Objective
Go through the entries below and collect each line with the string "Причины" in it.

>> BEGIN Data shown

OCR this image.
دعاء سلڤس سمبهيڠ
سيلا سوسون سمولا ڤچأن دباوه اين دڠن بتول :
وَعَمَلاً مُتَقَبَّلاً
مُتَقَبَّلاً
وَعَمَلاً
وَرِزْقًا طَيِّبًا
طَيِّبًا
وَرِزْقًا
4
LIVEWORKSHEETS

>> END Data shown
>> BEGIN Data shown

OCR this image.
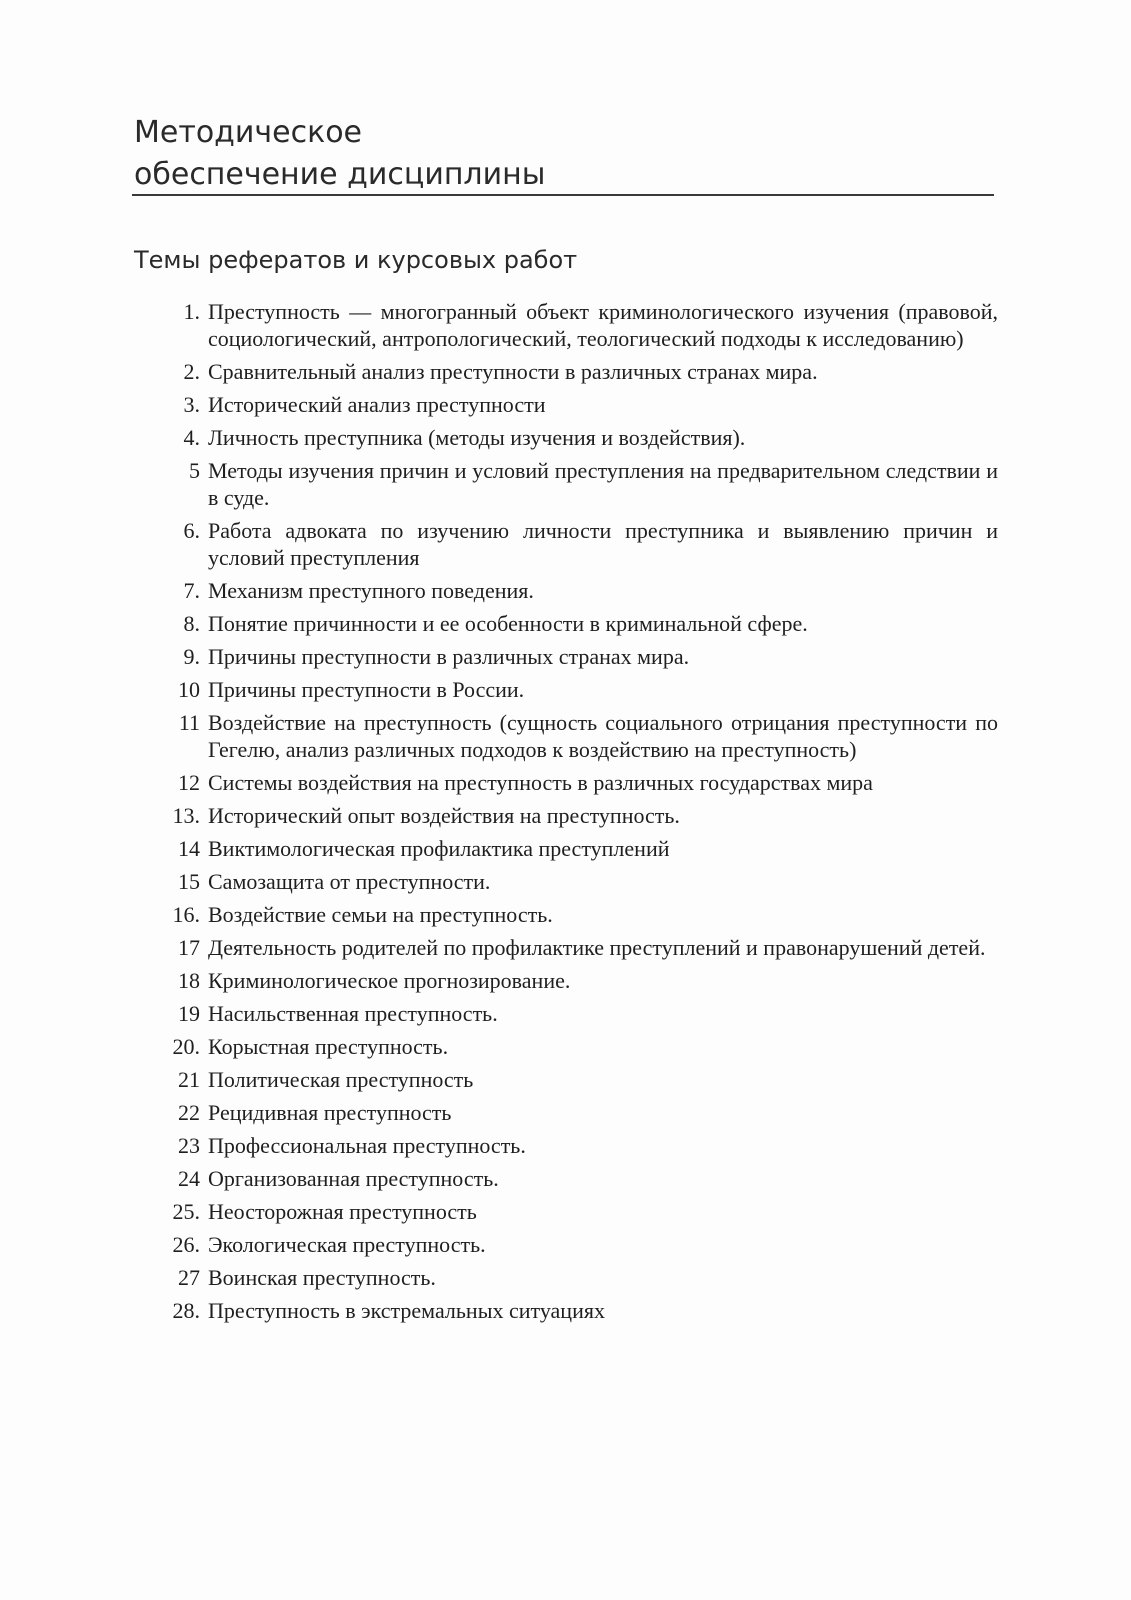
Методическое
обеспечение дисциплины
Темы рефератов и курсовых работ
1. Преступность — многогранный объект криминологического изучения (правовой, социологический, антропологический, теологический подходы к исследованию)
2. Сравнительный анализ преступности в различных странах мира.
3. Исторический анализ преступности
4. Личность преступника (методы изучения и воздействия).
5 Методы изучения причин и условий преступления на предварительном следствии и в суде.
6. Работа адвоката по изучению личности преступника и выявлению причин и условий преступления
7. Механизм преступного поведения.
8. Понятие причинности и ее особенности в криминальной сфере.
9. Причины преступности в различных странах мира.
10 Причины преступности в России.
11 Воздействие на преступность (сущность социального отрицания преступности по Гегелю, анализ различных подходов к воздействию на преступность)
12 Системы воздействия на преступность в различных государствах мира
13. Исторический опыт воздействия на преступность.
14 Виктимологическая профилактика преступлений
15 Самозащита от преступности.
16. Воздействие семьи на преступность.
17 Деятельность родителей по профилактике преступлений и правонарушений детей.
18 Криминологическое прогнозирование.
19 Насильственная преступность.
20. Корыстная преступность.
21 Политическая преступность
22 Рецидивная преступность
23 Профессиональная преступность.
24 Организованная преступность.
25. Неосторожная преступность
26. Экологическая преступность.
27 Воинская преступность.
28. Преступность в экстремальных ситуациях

>> END Data shown

Response
9. Причины преступности в различных странах мира.
10 Причины преступности в России.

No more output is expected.